### [Tasks for this exercise]
#1 Translate this sentence from the Oliver Barker biography into Spanish: "Oliver Barker joined Sotheby’s in 1994, moving to the Contemporary Art Department in 2001, and rising to Chairman, Sotheby’s Europe, Senior International Specialist in 2016."
#2 According to the Oliver Barker biography, what total did the Hirst sale Beautiful Inside My Head Forever achieve?
#3 Write a continuation of the Oliver Barker biography, beginning after its final sentence.

### [Page excerpt]
Biography
Oliver Barker joined Sotheby’s in 1994, moving to the Contemporary Art Department in 2001, and rising to Chairman, Sotheby’s Europe, Senior International Specialist in 2016. Today, as Sotheby’s Principal Auctioneer, he is a key figure on the rostrum at the major auctions in both London and New York, and over the last year has played a pivotal role in the success of Sotheby's Webby-award-winning livestream hybrid auctions. The Webby Awards, a major international award honouring excellence on the internet, presented Sotheby’s “Auction of the Future” with the highest honour in their Video, Live Experiences (Branded) category.
The livestream auctions, pioneered by Sotheby’s since the pandemic, have been central to Sotheby's recent market leadership, with Oliver presiding over the sale of Francis Bacon's Triptych Inspired by the Oresteia of Aeschylus for $84.6 million (setting the highest price for any work sold in 2020), Botticelli's magnificent Portrait of a young man holding a roundel for $92.2 million in January of this year, and the marathon sales of Impressionist, Modern and Contemporary art that brought $597 million in a single night in May.
Over his career, he has overseen numerous market-defining sales, beginning with the 2004 landmark sale of the contents of Damien Hirst’s restaurant Pharmacy. Four years later he went on to bring works to auction directly from the artist’s studio for the landmark Hirst sale Beautiful Inside My Head Forever, which achieved £111.5 million - a world record for a single-artist sale – just one day after Lehman Brother’s collapsed.

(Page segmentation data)
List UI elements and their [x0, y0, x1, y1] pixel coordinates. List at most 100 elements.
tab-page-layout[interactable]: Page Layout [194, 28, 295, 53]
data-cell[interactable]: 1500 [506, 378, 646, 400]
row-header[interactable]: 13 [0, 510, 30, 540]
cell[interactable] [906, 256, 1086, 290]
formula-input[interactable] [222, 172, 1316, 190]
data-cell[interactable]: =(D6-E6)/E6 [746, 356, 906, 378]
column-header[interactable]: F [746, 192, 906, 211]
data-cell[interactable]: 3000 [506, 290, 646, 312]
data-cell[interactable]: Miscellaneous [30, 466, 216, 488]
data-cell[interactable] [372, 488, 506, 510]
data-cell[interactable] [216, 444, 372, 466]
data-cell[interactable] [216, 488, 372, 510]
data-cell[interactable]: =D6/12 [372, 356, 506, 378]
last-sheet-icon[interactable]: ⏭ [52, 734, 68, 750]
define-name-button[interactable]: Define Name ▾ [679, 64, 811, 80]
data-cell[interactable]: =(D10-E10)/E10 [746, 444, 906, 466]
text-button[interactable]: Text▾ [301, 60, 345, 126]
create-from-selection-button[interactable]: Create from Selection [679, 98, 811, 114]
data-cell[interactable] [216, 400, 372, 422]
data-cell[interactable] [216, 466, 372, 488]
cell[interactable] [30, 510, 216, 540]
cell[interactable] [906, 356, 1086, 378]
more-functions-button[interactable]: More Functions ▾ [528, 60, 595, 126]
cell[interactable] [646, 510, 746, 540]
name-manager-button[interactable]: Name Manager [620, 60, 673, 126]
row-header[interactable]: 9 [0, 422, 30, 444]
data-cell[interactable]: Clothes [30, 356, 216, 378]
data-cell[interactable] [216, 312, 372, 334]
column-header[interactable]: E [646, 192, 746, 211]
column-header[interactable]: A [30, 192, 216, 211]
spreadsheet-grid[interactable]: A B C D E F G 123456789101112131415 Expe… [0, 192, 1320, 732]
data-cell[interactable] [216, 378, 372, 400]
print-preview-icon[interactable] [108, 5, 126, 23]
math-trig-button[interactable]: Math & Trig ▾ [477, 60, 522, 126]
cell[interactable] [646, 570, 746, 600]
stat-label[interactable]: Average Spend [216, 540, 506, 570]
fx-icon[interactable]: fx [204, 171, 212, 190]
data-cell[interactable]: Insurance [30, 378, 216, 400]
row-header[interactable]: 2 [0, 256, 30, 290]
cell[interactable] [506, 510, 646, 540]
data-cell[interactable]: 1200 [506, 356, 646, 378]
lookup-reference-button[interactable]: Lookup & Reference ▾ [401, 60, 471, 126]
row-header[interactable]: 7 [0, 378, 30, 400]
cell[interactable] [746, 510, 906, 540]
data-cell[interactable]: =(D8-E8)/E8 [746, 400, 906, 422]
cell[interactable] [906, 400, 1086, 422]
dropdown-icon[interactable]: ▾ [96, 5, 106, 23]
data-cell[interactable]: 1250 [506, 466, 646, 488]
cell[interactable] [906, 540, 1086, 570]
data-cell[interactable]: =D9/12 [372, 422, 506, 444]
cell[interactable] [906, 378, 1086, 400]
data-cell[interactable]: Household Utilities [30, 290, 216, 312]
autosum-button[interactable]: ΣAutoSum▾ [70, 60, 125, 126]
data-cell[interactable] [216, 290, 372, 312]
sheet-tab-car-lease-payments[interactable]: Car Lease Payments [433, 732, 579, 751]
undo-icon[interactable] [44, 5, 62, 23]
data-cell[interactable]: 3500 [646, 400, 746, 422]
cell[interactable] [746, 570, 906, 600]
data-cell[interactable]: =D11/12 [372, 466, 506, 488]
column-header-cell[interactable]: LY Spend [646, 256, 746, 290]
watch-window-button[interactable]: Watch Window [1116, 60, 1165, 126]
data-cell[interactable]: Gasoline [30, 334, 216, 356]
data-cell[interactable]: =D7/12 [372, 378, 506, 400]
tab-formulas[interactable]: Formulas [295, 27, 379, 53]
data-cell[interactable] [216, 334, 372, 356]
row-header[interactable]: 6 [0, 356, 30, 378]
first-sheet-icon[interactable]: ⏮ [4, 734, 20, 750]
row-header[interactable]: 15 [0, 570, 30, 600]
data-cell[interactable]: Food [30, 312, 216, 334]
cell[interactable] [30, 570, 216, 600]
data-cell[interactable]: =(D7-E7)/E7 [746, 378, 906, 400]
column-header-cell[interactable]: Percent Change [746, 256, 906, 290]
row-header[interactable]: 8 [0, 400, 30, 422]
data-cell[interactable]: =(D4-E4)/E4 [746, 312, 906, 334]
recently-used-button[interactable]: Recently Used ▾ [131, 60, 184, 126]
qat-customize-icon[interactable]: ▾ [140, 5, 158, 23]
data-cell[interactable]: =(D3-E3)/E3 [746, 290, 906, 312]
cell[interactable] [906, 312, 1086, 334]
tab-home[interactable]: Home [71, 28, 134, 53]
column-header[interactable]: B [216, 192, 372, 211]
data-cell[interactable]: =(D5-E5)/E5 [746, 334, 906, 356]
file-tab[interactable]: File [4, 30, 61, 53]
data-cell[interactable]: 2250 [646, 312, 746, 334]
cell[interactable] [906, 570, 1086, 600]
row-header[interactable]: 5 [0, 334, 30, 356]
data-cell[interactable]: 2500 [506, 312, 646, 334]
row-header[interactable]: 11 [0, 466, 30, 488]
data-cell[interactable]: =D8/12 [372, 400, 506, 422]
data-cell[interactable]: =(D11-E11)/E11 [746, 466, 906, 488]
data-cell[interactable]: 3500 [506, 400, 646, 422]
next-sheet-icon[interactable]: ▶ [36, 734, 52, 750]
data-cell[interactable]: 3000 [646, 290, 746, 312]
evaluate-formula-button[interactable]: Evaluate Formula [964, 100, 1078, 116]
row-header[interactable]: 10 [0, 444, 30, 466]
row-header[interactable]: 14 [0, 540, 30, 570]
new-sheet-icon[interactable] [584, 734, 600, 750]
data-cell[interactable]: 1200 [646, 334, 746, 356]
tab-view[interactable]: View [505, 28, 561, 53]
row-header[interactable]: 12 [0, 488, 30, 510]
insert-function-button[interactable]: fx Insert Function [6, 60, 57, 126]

### [Per-task outputs]
#1 Oliver Barker se incorporó a Sotheby’s en 1994, pasó al Departamento de Arte Contemporáneo en 2001 y ascendió a Presidente de Sotheby’s Europa y Especialista Internacional Sénior en 2016.

#2 £111.5 million, a world record for a single-artist sale.

#3
In the same year, Barker led the $40 million (RED) Auction, a major sale arranged by Bono and Damien Hirst to raise money for the United Nations Foundation to support HIV/AIDS relief programmes in Africa. Together with the two further sales that followed, the (RED) auctions have since gone on to raise more than $71.7 million in total. And then, in 2016, the world’s attention turned to Sotheby’s once again for the unveiling of David Bowie’s never-before-seen art collection for an auction that saw Barker take to the rostrum for a “white glove” sale that attracted 1,750 bidders.
More recently, Barker presided over the now legendary sale of ‘the’ Banksy – retrospectively titled Love is in the Bin – which caught the imagination of the world when it was shredded by the artist at the moment the canvas hammered for £1.04 million in 2018. Displayed afterwards in Sotheby’s London galleries, the famed work by the British artist attracted 1,000 visitors per hour who came from across the globe to see the work created in what Barker termed “a brilliant Banksy moment”.